# Start of Data extract

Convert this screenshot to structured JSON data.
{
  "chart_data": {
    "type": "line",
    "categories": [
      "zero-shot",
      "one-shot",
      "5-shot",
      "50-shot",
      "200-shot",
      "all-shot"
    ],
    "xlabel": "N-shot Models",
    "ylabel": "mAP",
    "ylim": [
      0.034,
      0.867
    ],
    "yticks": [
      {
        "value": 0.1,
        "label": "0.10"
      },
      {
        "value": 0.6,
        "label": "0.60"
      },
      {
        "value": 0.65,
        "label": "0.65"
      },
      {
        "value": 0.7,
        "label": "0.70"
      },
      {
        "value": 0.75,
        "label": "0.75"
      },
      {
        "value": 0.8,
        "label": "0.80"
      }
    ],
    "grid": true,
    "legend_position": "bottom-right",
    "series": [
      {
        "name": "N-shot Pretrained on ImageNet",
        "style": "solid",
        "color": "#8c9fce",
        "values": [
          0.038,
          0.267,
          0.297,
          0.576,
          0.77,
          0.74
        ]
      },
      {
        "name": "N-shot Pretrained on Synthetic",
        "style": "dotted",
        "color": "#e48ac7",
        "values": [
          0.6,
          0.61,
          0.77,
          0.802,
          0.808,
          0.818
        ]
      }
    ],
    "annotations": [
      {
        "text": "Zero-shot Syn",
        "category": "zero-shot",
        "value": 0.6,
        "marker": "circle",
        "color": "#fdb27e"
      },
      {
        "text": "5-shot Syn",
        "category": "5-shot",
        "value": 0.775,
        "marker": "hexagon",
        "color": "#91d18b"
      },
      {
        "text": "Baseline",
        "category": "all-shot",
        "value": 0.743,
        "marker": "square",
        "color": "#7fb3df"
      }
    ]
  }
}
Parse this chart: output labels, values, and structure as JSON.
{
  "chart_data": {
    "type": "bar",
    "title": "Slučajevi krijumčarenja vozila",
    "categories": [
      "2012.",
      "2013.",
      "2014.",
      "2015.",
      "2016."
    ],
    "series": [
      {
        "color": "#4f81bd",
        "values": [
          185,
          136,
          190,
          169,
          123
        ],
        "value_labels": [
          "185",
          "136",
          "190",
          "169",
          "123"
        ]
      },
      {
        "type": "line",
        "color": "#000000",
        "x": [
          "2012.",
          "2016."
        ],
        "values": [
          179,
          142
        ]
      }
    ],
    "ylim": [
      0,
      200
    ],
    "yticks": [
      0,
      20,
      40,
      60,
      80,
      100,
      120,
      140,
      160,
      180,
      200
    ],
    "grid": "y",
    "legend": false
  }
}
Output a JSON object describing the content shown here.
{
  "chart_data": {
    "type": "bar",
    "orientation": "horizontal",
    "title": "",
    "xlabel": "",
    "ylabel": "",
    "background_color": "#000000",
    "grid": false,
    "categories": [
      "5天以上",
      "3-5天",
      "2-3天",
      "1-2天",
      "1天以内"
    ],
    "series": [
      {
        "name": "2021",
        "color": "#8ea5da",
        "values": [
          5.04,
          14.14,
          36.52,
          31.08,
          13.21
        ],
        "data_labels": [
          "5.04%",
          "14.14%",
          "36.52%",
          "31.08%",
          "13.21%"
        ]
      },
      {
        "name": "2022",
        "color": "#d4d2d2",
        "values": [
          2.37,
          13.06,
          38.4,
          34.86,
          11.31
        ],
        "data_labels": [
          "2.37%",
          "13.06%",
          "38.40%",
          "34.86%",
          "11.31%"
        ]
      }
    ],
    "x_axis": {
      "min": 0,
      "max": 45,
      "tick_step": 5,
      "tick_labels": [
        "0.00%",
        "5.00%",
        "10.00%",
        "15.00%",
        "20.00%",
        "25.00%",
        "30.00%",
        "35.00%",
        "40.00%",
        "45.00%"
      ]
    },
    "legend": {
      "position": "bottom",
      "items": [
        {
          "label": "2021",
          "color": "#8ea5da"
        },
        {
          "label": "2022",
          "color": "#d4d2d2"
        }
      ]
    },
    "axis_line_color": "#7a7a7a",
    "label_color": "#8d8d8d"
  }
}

# End of Data extract

Problem details: Copy out the material above in its entirety. Every detail must match.

Written answer:
Convert this screenshot to structured JSON data.
{
  "chart_data": {
    "type": "line",
    "categories": [
      "zero-shot",
      "one-shot",
      "5-shot",
      "50-shot",
      "200-shot",
      "all-shot"
    ],
    "xlabel": "N-shot Models",
    "ylabel": "mAP",
    "ylim": [
      0.034,
      0.867
    ],
    "yticks": [
      {
        "value": 0.1,
        "label": "0.10"
      },
      {
        "value": 0.6,
        "label": "0.60"
      },
      {
        "value": 0.65,
        "label": "0.65"
      },
      {
        "value": 0.7,
        "label": "0.70"
      },
      {
        "value": 0.75,
        "label": "0.75"
      },
      {
        "value": 0.8,
        "label": "0.80"
      }
    ],
    "grid": true,
    "legend_position": "bottom-right",
    "series": [
      {
        "name": "N-shot Pretrained on ImageNet",
        "style": "solid",
        "color": "#8c9fce",
        "values": [
          0.038,
          0.267,
          0.297,
          0.576,
          0.77,
          0.74
        ]
      },
      {
        "name": "N-shot Pretrained on Synthetic",
        "style": "dotted",
        "color": "#e48ac7",
        "values": [
          0.6,
          0.61,
          0.77,
          0.802,
          0.808,
          0.818
        ]
      }
    ],
    "annotations": [
      {
        "text": "Zero-shot Syn",
        "category": "zero-shot",
        "value": 0.6,
        "marker": "circle",
        "color": "#fdb27e"
      },
      {
        "text": "5-shot Syn",
        "category": "5-shot",
        "value": 0.775,
        "marker": "hexagon",
        "color": "#91d18b"
      },
      {
        "text": "Baseline",
        "category": "all-shot",
        "value": 0.743,
        "marker": "square",
        "color": "#7fb3df"
      }
    ]
  }
}
Parse this chart: output labels, values, and structure as JSON.
{
  "chart_data": {
    "type": "bar",
    "title": "Slučajevi krijumčarenja vozila",
    "categories": [
      "2012.",
      "2013.",
      "2014.",
      "2015.",
      "2016."
    ],
    "series": [
      {
        "color": "#4f81bd",
        "values": [
          185,
          136,
          190,
          169,
          123
        ],
        "value_labels": [
          "185",
          "136",
          "190",
          "169",
          "123"
        ]
      },
      {
        "type": "line",
        "color": "#000000",
        "x": [
          "2012.",
          "2016."
        ],
        "values": [
          179,
          142
        ]
      }
    ],
    "ylim": [
      0,
      200
    ],
    "yticks": [
      0,
      20,
      40,
      60,
      80,
      100,
      120,
      140,
      160,
      180,
      200
    ],
    "grid": "y",
    "legend": false
  }
}
Output a JSON object describing the content shown here.
{
  "chart_data": {
    "type": "bar",
    "orientation": "horizontal",
    "title": "",
    "xlabel": "",
    "ylabel": "",
    "background_color": "#000000",
    "grid": false,
    "categories": [
      "5天以上",
      "3-5天",
      "2-3天",
      "1-2天",
      "1天以内"
    ],
    "series": [
      {
        "name": "2021",
        "color": "#8ea5da",
        "values": [
          5.04,
          14.14,
          36.52,
          31.08,
          13.21
        ],
        "data_labels": [
          "5.04%",
          "14.14%",
          "36.52%",
          "31.08%",
          "13.21%"
        ]
      },
      {
        "name": "2022",
        "color": "#d4d2d2",
        "values": [
          2.37,
          13.06,
          38.4,
          34.86,
          11.31
        ],
        "data_labels": [
          "2.37%",
          "13.06%",
          "38.40%",
          "34.86%",
          "11.31%"
        ]
      }
    ],
    "x_axis": {
      "min": 0,
      "max": 45,
      "tick_step": 5,
      "tick_labels": [
        "0.00%",
        "5.00%",
        "10.00%",
        "15.00%",
        "20.00%",
        "25.00%",
        "30.00%",
        "35.00%",
        "40.00%",
        "45.00%"
      ]
    },
    "legend": {
      "position": "bottom",
      "items": [
        {
          "label": "2021",
          "color": "#8ea5da"
        },
        {
          "label": "2022",
          "color": "#d4d2d2"
        }
      ]
    },
    "axis_line_color": "#7a7a7a",
    "label_color": "#8d8d8d"
  }
}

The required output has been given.